For the copy, please give all of the data again exactly and leave the pictures out.

— Begin —

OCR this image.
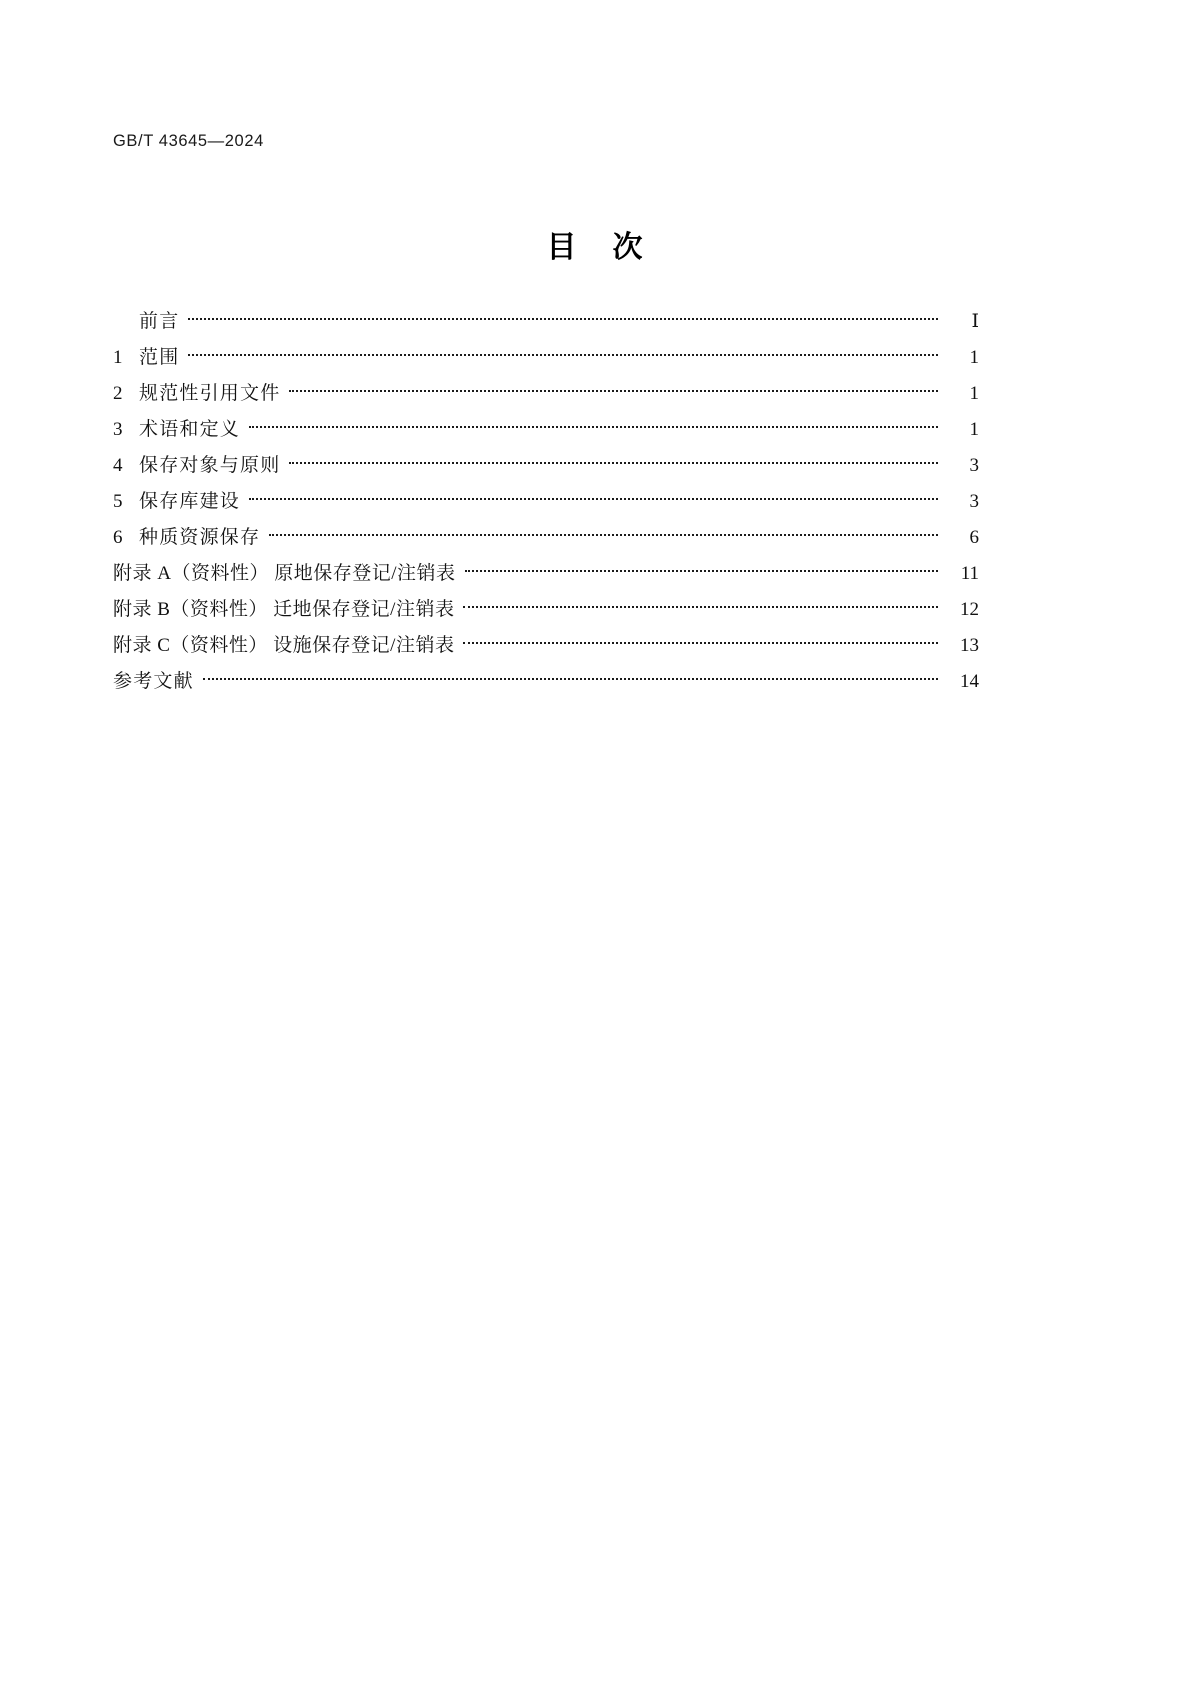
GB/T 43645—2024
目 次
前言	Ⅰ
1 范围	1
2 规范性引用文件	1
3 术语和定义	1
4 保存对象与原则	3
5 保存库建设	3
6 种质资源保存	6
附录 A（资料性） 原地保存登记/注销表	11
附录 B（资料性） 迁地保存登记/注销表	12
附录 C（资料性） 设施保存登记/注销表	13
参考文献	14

— End —

#### RESULT OF THIS TASK
OCR this image.
GB/T 43645—2024
目 次
前言	Ⅰ
1 范围	1
2 规范性引用文件	1
3 术语和定义	1
4 保存对象与原则	3
5 保存库建设	3
6 种质资源保存	6
附录 A（资料性） 原地保存登记/注销表	11
附录 B（资料性） 迁地保存登记/注销表	12
附录 C（资料性） 设施保存登记/注销表	13
参考文献	14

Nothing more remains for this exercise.